[The task] Gather every line holding the string "finish".

** START **

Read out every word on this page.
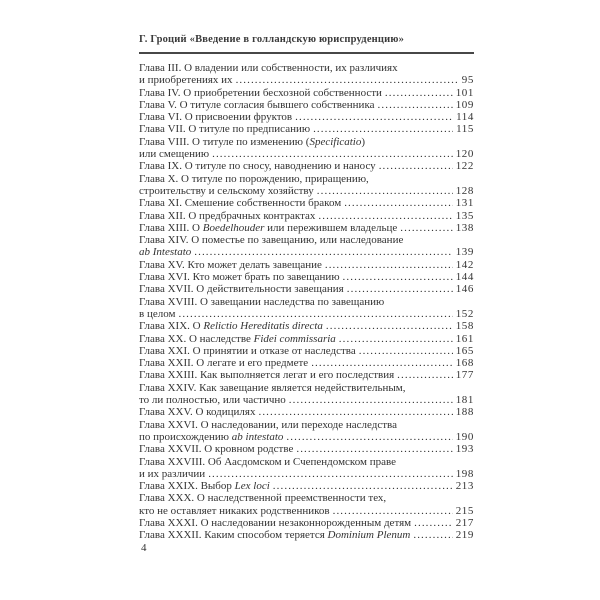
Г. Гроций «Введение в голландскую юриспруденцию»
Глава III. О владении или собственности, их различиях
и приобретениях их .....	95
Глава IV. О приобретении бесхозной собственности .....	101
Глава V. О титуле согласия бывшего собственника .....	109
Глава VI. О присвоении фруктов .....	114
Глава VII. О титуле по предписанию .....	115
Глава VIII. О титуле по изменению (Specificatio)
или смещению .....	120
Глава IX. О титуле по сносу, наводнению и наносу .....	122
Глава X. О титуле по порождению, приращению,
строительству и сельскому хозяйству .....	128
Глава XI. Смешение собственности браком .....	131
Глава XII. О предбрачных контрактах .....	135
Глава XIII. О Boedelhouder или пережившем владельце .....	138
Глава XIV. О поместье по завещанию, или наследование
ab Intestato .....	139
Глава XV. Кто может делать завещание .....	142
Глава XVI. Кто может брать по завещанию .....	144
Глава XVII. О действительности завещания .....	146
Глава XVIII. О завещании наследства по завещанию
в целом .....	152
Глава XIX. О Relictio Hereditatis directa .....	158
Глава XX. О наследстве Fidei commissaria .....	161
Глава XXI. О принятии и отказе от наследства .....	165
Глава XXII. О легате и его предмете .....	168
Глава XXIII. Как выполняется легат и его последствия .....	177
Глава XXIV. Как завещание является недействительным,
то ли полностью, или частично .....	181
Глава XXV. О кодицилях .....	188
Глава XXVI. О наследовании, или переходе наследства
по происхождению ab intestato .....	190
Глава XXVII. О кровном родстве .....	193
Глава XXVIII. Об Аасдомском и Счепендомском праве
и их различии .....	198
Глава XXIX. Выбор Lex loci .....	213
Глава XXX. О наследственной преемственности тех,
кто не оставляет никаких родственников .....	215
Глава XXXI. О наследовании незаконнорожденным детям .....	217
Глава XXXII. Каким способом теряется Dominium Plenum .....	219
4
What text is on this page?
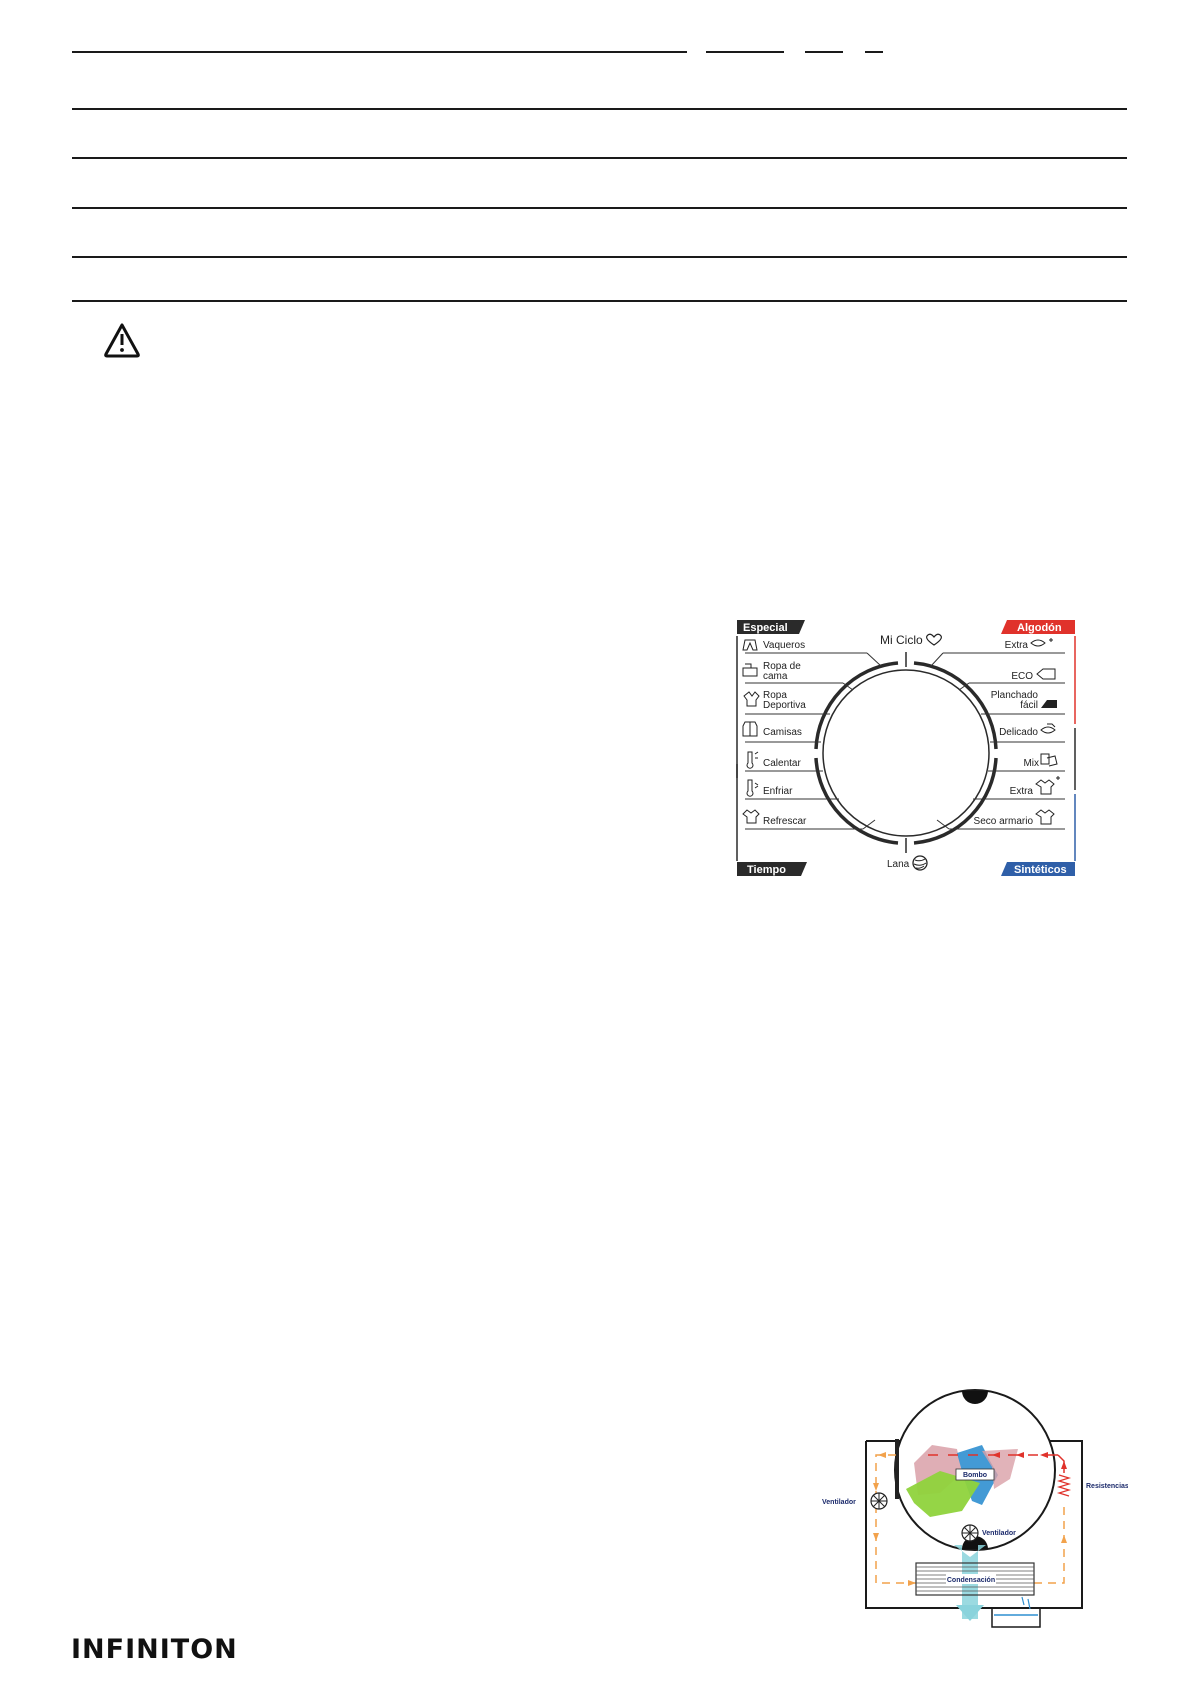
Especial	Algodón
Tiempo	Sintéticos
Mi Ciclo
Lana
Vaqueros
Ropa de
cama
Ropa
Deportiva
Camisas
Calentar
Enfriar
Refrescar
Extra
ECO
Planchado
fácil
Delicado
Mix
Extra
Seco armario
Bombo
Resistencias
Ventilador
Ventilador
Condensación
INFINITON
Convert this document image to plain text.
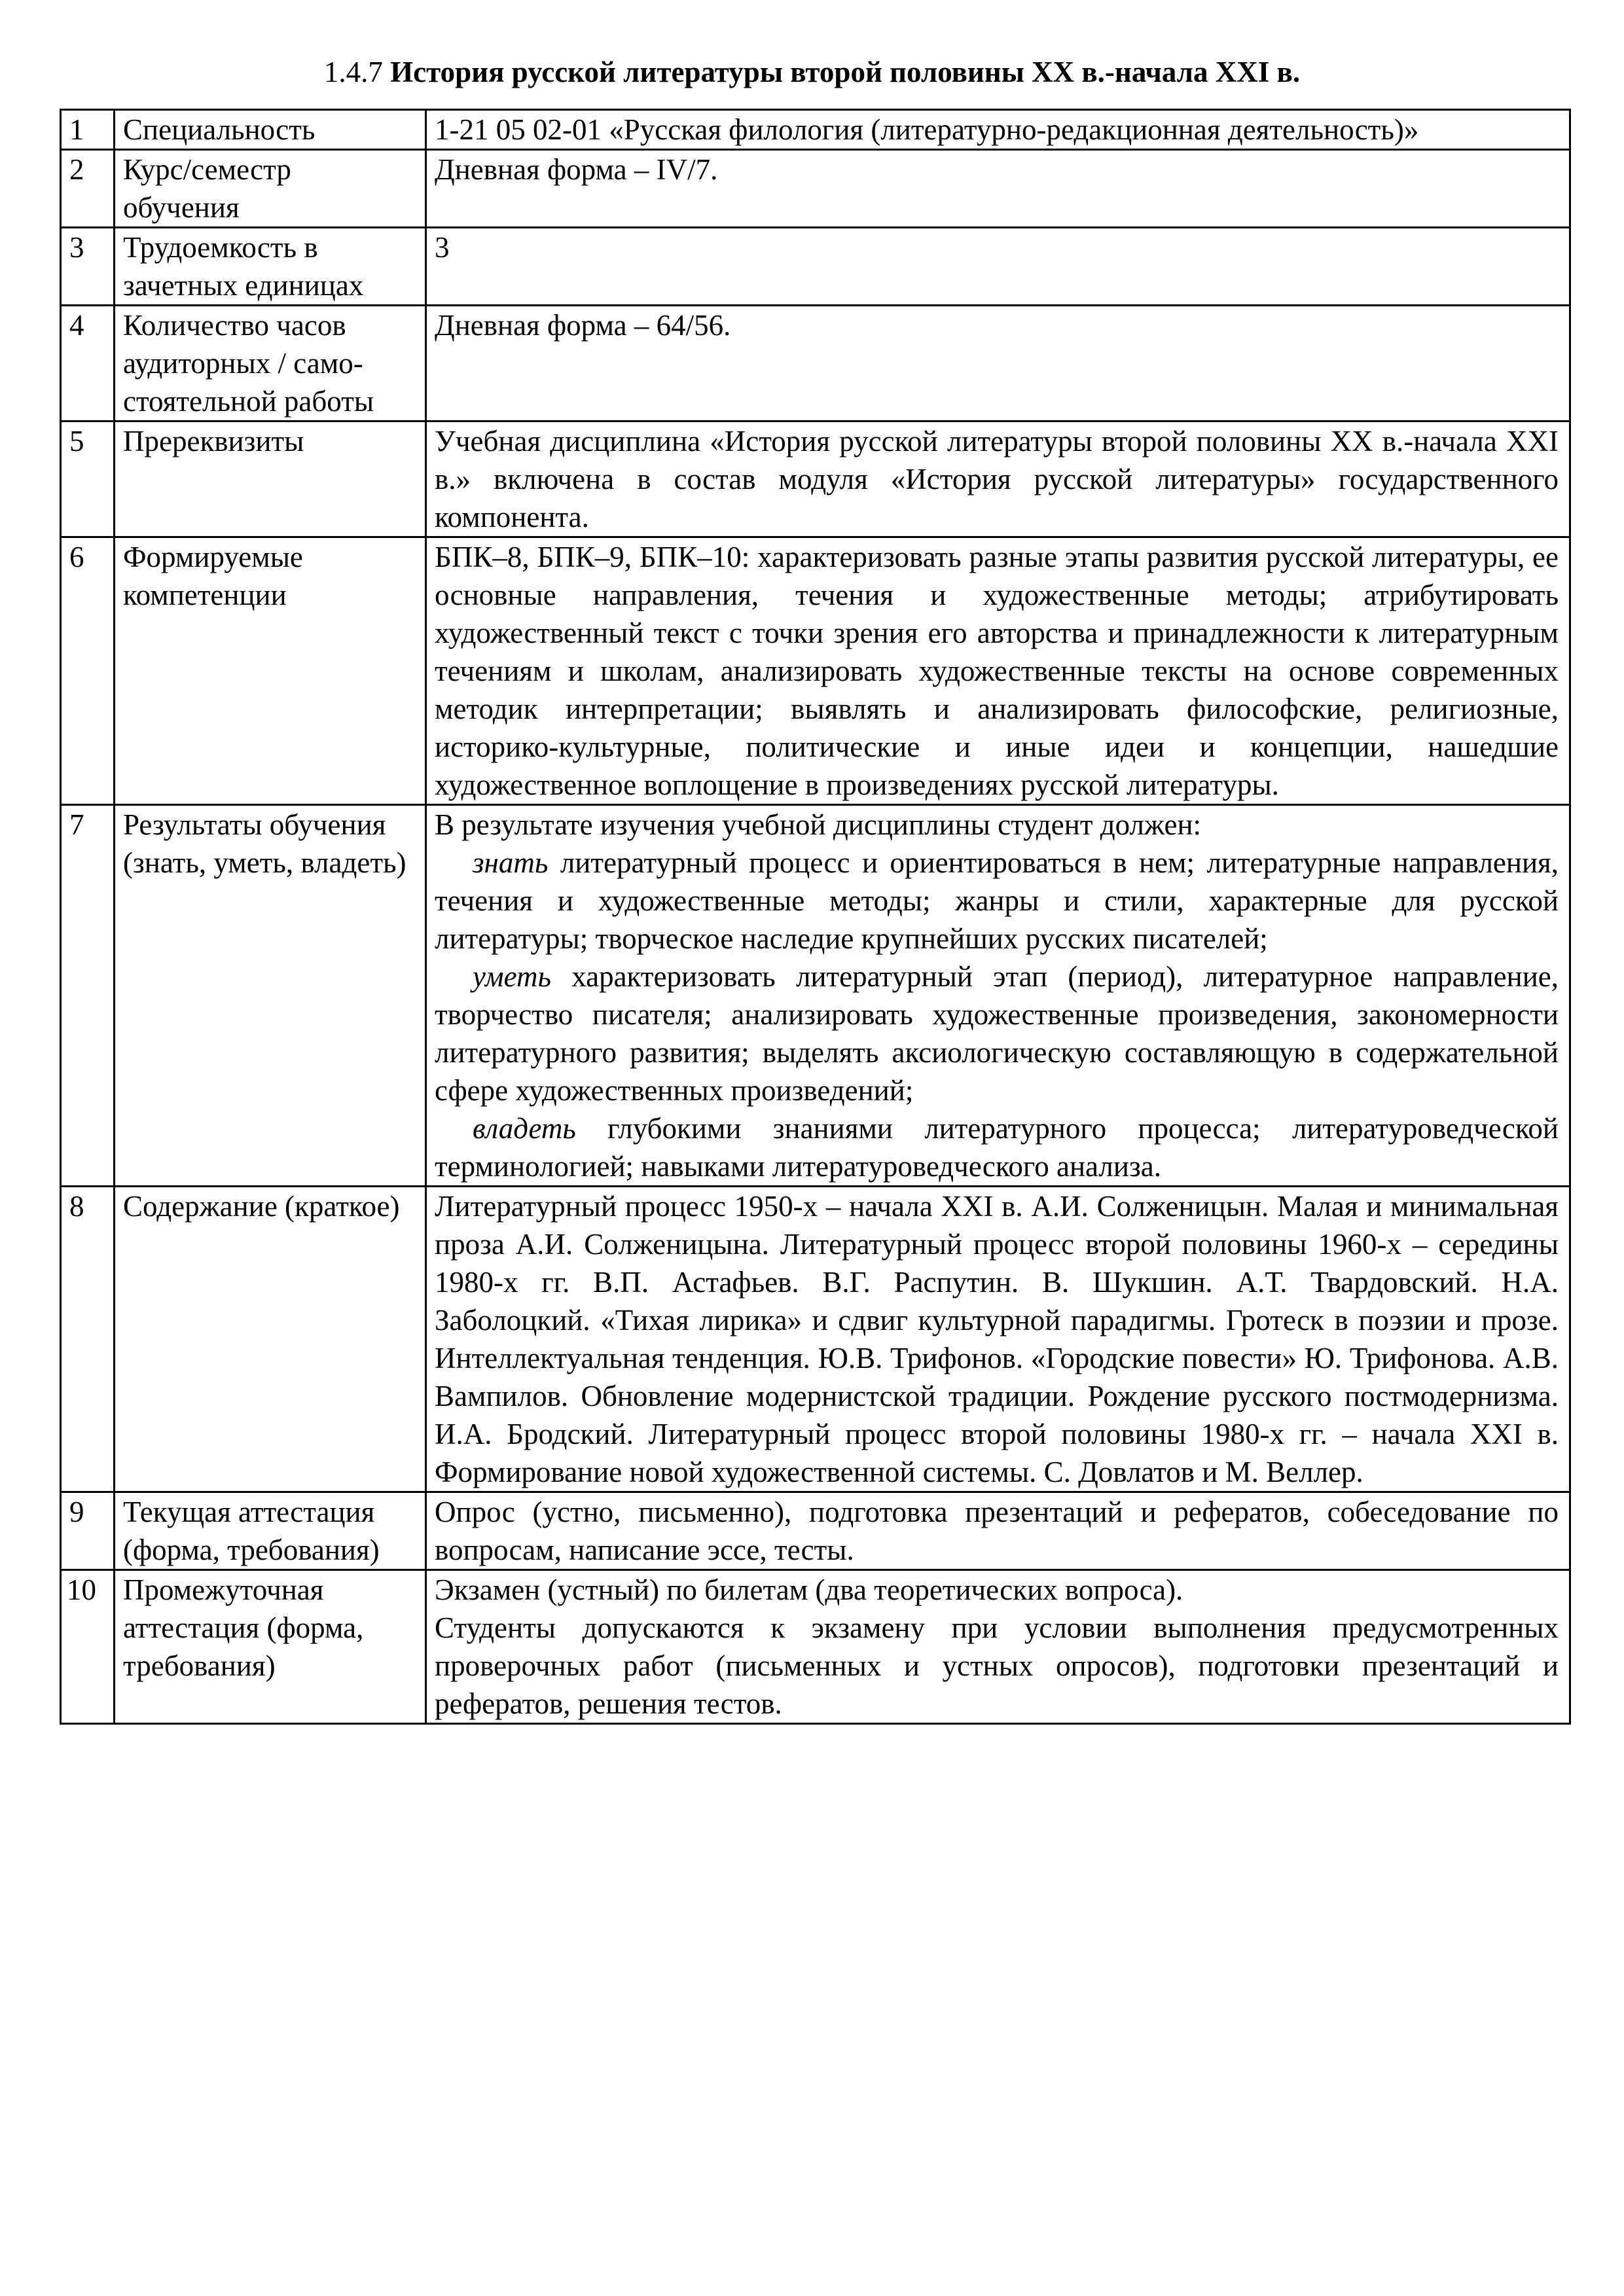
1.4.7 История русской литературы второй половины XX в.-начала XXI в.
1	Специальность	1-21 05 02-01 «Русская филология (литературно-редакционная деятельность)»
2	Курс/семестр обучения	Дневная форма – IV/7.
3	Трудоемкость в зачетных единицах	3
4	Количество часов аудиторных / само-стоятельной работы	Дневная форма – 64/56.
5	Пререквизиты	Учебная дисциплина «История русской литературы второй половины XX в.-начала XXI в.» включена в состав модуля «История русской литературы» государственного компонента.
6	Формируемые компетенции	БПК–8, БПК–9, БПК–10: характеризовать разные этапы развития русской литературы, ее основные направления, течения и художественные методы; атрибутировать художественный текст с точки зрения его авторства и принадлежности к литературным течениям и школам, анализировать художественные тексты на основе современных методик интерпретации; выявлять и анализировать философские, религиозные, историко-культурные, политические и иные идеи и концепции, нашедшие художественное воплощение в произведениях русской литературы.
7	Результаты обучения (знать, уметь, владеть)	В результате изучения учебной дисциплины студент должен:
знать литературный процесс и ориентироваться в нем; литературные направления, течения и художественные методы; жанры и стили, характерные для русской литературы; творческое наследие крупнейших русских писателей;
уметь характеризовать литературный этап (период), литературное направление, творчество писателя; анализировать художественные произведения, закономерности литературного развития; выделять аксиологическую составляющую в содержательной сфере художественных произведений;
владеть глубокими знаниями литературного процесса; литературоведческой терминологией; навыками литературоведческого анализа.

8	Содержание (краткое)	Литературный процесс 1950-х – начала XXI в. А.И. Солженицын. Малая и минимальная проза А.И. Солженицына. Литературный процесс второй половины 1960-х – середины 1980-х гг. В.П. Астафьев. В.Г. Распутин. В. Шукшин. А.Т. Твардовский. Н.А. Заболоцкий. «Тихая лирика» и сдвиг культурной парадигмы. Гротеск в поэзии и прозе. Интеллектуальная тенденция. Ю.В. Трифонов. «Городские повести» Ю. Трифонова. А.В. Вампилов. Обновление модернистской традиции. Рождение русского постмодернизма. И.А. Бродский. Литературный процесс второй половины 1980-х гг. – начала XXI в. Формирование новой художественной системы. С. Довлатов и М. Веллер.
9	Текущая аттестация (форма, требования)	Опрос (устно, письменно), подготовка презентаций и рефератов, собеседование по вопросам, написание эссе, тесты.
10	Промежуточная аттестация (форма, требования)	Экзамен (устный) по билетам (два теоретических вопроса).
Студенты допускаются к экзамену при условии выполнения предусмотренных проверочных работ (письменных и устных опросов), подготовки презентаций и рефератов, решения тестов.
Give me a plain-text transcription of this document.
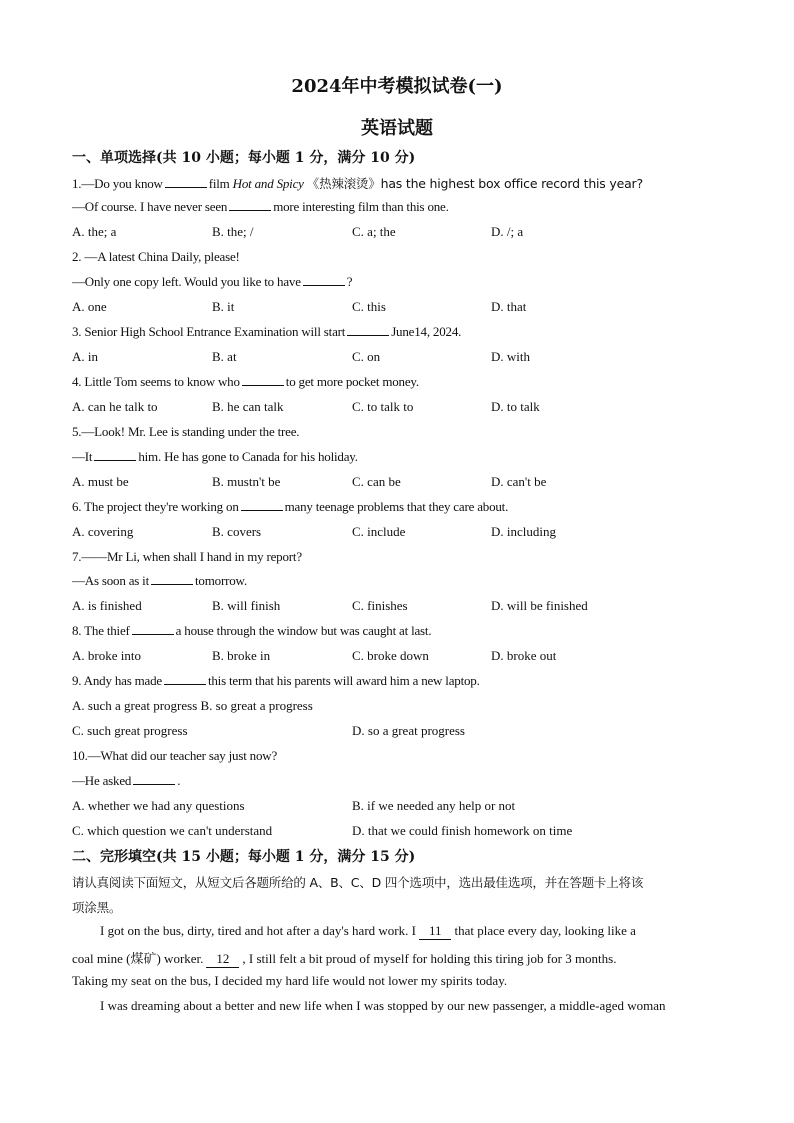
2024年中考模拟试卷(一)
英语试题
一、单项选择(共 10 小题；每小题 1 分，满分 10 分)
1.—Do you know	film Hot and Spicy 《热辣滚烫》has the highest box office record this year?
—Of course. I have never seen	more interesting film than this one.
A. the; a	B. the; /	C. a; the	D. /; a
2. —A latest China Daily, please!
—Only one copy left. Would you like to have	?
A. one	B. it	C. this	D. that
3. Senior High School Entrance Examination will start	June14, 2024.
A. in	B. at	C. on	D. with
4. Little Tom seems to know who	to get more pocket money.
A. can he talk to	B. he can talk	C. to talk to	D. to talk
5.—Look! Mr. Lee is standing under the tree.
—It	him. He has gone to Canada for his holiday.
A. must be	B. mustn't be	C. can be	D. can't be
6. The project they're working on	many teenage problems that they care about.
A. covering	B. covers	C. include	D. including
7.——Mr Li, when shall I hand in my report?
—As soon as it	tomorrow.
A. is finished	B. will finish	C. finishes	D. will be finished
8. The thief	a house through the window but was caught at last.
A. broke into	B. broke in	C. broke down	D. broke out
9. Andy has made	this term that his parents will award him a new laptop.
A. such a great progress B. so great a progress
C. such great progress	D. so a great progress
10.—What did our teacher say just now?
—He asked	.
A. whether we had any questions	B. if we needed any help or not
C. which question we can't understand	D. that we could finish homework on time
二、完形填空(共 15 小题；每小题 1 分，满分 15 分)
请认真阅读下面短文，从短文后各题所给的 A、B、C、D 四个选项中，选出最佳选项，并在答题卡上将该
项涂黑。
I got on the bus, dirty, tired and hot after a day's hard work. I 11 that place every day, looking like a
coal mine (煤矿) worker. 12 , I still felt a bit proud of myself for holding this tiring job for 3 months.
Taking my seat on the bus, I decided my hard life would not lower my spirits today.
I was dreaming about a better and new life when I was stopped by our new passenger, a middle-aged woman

** END **

[Exercise output]
A. is finished	B. will finish	C. finishes	D. will be finished
C. which question we can't understand	D. that we could finish homework on time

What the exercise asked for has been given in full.